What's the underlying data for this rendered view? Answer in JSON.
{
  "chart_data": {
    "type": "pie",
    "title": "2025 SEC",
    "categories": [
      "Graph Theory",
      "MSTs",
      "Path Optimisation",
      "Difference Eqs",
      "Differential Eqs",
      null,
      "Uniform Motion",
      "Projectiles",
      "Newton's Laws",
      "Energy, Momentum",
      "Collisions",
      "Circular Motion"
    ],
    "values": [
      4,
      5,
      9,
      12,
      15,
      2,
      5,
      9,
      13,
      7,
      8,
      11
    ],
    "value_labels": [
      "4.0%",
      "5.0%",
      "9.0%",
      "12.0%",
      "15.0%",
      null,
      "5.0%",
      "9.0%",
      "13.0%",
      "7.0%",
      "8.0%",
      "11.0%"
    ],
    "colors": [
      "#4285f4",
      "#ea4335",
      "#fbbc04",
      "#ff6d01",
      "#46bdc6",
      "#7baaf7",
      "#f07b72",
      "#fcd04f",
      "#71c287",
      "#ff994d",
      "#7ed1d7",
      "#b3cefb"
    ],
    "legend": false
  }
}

===============

Task statement —
Generate an exact reproduction of all entries.

Response to the task —
What's the underlying data for this rendered view? Answer in JSON.
{
  "chart_data": {
    "type": "pie",
    "title": "2025 SEC",
    "categories": [
      "Graph Theory",
      "MSTs",
      "Path Optimisation",
      "Difference Eqs",
      "Differential Eqs",
      null,
      "Uniform Motion",
      "Projectiles",
      "Newton's Laws",
      "Energy, Momentum",
      "Collisions",
      "Circular Motion"
    ],
    "values": [
      4,
      5,
      9,
      12,
      15,
      2,
      5,
      9,
      13,
      7,
      8,
      11
    ],
    "value_labels": [
      "4.0%",
      "5.0%",
      "9.0%",
      "12.0%",
      "15.0%",
      null,
      "5.0%",
      "9.0%",
      "13.0%",
      "7.0%",
      "8.0%",
      "11.0%"
    ],
    "colors": [
      "#4285f4",
      "#ea4335",
      "#fbbc04",
      "#ff6d01",
      "#46bdc6",
      "#7baaf7",
      "#f07b72",
      "#fcd04f",
      "#71c287",
      "#ff994d",
      "#7ed1d7",
      "#b3cefb"
    ],
    "legend": false
  }
}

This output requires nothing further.